- **Your task**: Output each record verbatim, with pictures left out.
____
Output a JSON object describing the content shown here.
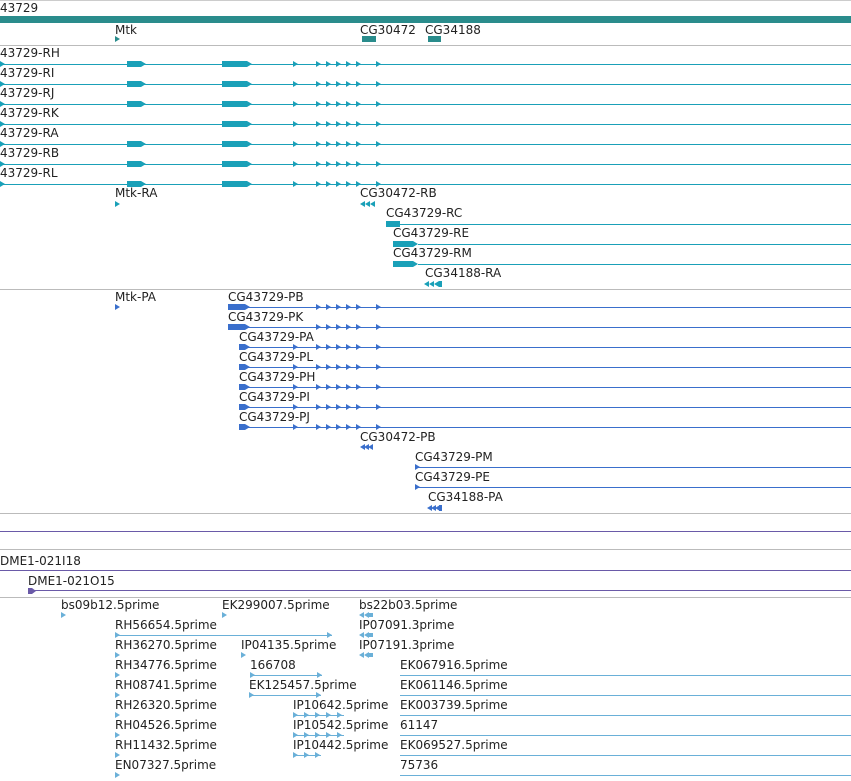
{
  "gene_track": {
    "header_label": "43729",
    "gene_labels": [
      {
        "id": "mtk",
        "text": "Mtk"
      },
      {
        "id": "cg30472",
        "text": "CG30472"
      },
      {
        "id": "cg34188",
        "text": "CG34188"
      }
    ],
    "transcripts_a": [
      {
        "id": "rh",
        "text": "43729-RH"
      },
      {
        "id": "ri",
        "text": "43729-RI"
      },
      {
        "id": "rj",
        "text": "43729-RJ"
      },
      {
        "id": "rk",
        "text": "43729-RK"
      },
      {
        "id": "ra",
        "text": "43729-RA"
      },
      {
        "id": "rb",
        "text": "43729-RB"
      },
      {
        "id": "rl",
        "text": "43729-RL"
      }
    ],
    "transcripts_b": [
      {
        "id": "mtk-ra",
        "text": "Mtk-RA"
      },
      {
        "id": "cg30472-rb",
        "text": "CG30472-RB"
      },
      {
        "id": "cg43729-rc",
        "text": "CG43729-RC"
      },
      {
        "id": "cg43729-re",
        "text": "CG43729-RE"
      },
      {
        "id": "cg43729-rm",
        "text": "CG43729-RM"
      },
      {
        "id": "cg34188-ra",
        "text": "CG34188-RA"
      }
    ]
  },
  "protein_track": {
    "labels": [
      {
        "id": "mtk-pa",
        "text": "Mtk-PA"
      },
      {
        "id": "cg43729-pb",
        "text": "CG43729-PB"
      },
      {
        "id": "cg43729-pk",
        "text": "CG43729-PK"
      },
      {
        "id": "cg43729-pa",
        "text": "CG43729-PA"
      },
      {
        "id": "cg43729-pl",
        "text": "CG43729-PL"
      },
      {
        "id": "cg43729-ph",
        "text": "CG43729-PH"
      },
      {
        "id": "cg43729-pi",
        "text": "CG43729-PI"
      },
      {
        "id": "cg43729-pj",
        "text": "CG43729-PJ"
      },
      {
        "id": "cg30472-pb",
        "text": "CG30472-PB"
      },
      {
        "id": "cg43729-pm",
        "text": "CG43729-PM"
      },
      {
        "id": "cg43729-pe",
        "text": "CG43729-PE"
      },
      {
        "id": "cg34188-pa",
        "text": "CG34188-PA"
      }
    ]
  },
  "clone_track": {
    "labels": [
      {
        "id": "dme1-021i18",
        "text": "DME1-021I18"
      },
      {
        "id": "dme1-021o15",
        "text": "DME1-021O15"
      }
    ]
  },
  "est_track": {
    "labels": [
      {
        "id": "bs09b12",
        "text": "bs09b12.5prime"
      },
      {
        "id": "ek299007",
        "text": "EK299007.5prime"
      },
      {
        "id": "bs22b03",
        "text": "bs22b03.5prime"
      },
      {
        "id": "rh56654",
        "text": "RH56654.5prime"
      },
      {
        "id": "ip07091",
        "text": "IP07091.3prime"
      },
      {
        "id": "rh36270",
        "text": "RH36270.5prime"
      },
      {
        "id": "ip04135",
        "text": "IP04135.5prime"
      },
      {
        "id": "ip07191",
        "text": "IP07191.3prime"
      },
      {
        "id": "rh34776",
        "text": "RH34776.5prime"
      },
      {
        "id": "n166708",
        "text": "166708"
      },
      {
        "id": "ek067916",
        "text": "EK067916.5prime"
      },
      {
        "id": "rh08741",
        "text": "RH08741.5prime"
      },
      {
        "id": "ek125457",
        "text": "EK125457.5prime"
      },
      {
        "id": "ek061146",
        "text": "EK061146.5prime"
      },
      {
        "id": "rh26320",
        "text": "RH26320.5prime"
      },
      {
        "id": "ip10642",
        "text": "IP10642.5prime"
      },
      {
        "id": "ek003739",
        "text": "EK003739.5prime"
      },
      {
        "id": "rh04526",
        "text": "RH04526.5prime"
      },
      {
        "id": "ip10542",
        "text": "IP10542.5prime"
      },
      {
        "id": "n61147",
        "text": "61147"
      },
      {
        "id": "rh11432",
        "text": "RH11432.5prime"
      },
      {
        "id": "ip10442",
        "text": "IP10442.5prime"
      },
      {
        "id": "ek069527",
        "text": "EK069527.5prime"
      },
      {
        "id": "en07327",
        "text": "EN07327.5prime"
      },
      {
        "id": "n75736",
        "text": "75736"
      }
    ]
  },
  "colors": {
    "gene": "#2a8c8c",
    "transcript": "#1aa0b8",
    "protein": "#3a6fcc",
    "clone": "#6a5aa8",
    "est": "#6ab0d8",
    "separator": "#bbbbbb"
  }
}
____
- **Result of this exercise**:
Output a JSON object describing the content shown here.
{
  "gene_track": {
    "header_label": "43729",
    "gene_labels": [
      {
        "id": "mtk",
        "text": "Mtk"
      },
      {
        "id": "cg30472",
        "text": "CG30472"
      },
      {
        "id": "cg34188",
        "text": "CG34188"
      }
    ],
    "transcripts_a": [
      {
        "id": "rh",
        "text": "43729-RH"
      },
      {
        "id": "ri",
        "text": "43729-RI"
      },
      {
        "id": "rj",
        "text": "43729-RJ"
      },
      {
        "id": "rk",
        "text": "43729-RK"
      },
      {
        "id": "ra",
        "text": "43729-RA"
      },
      {
        "id": "rb",
        "text": "43729-RB"
      },
      {
        "id": "rl",
        "text": "43729-RL"
      }
    ],
    "transcripts_b": [
      {
        "id": "mtk-ra",
        "text": "Mtk-RA"
      },
      {
        "id": "cg30472-rb",
        "text": "CG30472-RB"
      },
      {
        "id": "cg43729-rc",
        "text": "CG43729-RC"
      },
      {
        "id": "cg43729-re",
        "text": "CG43729-RE"
      },
      {
        "id": "cg43729-rm",
        "text": "CG43729-RM"
      },
      {
        "id": "cg34188-ra",
        "text": "CG34188-RA"
      }
    ]
  },
  "protein_track": {
    "labels": [
      {
        "id": "mtk-pa",
        "text": "Mtk-PA"
      },
      {
        "id": "cg43729-pb",
        "text": "CG43729-PB"
      },
      {
        "id": "cg43729-pk",
        "text": "CG43729-PK"
      },
      {
        "id": "cg43729-pa",
        "text": "CG43729-PA"
      },
      {
        "id": "cg43729-pl",
        "text": "CG43729-PL"
      },
      {
        "id": "cg43729-ph",
        "text": "CG43729-PH"
      },
      {
        "id": "cg43729-pi",
        "text": "CG43729-PI"
      },
      {
        "id": "cg43729-pj",
        "text": "CG43729-PJ"
      },
      {
        "id": "cg30472-pb",
        "text": "CG30472-PB"
      },
      {
        "id": "cg43729-pm",
        "text": "CG43729-PM"
      },
      {
        "id": "cg43729-pe",
        "text": "CG43729-PE"
      },
      {
        "id": "cg34188-pa",
        "text": "CG34188-PA"
      }
    ]
  },
  "clone_track": {
    "labels": [
      {
        "id": "dme1-021i18",
        "text": "DME1-021I18"
      },
      {
        "id": "dme1-021o15",
        "text": "DME1-021O15"
      }
    ]
  },
  "est_track": {
    "labels": [
      {
        "id": "bs09b12",
        "text": "bs09b12.5prime"
      },
      {
        "id": "ek299007",
        "text": "EK299007.5prime"
      },
      {
        "id": "bs22b03",
        "text": "bs22b03.5prime"
      },
      {
        "id": "rh56654",
        "text": "RH56654.5prime"
      },
      {
        "id": "ip07091",
        "text": "IP07091.3prime"
      },
      {
        "id": "rh36270",
        "text": "RH36270.5prime"
      },
      {
        "id": "ip04135",
        "text": "IP04135.5prime"
      },
      {
        "id": "ip07191",
        "text": "IP07191.3prime"
      },
      {
        "id": "rh34776",
        "text": "RH34776.5prime"
      },
      {
        "id": "n166708",
        "text": "166708"
      },
      {
        "id": "ek067916",
        "text": "EK067916.5prime"
      },
      {
        "id": "rh08741",
        "text": "RH08741.5prime"
      },
      {
        "id": "ek125457",
        "text": "EK125457.5prime"
      },
      {
        "id": "ek061146",
        "text": "EK061146.5prime"
      },
      {
        "id": "rh26320",
        "text": "RH26320.5prime"
      },
      {
        "id": "ip10642",
        "text": "IP10642.5prime"
      },
      {
        "id": "ek003739",
        "text": "EK003739.5prime"
      },
      {
        "id": "rh04526",
        "text": "RH04526.5prime"
      },
      {
        "id": "ip10542",
        "text": "IP10542.5prime"
      },
      {
        "id": "n61147",
        "text": "61147"
      },
      {
        "id": "rh11432",
        "text": "RH11432.5prime"
      },
      {
        "id": "ip10442",
        "text": "IP10442.5prime"
      },
      {
        "id": "ek069527",
        "text": "EK069527.5prime"
      },
      {
        "id": "en07327",
        "text": "EN07327.5prime"
      },
      {
        "id": "n75736",
        "text": "75736"
      }
    ]
  },
  "colors": {
    "gene": "#2a8c8c",
    "transcript": "#1aa0b8",
    "protein": "#3a6fcc",
    "clone": "#6a5aa8",
    "est": "#6ab0d8",
    "separator": "#bbbbbb"
  }
}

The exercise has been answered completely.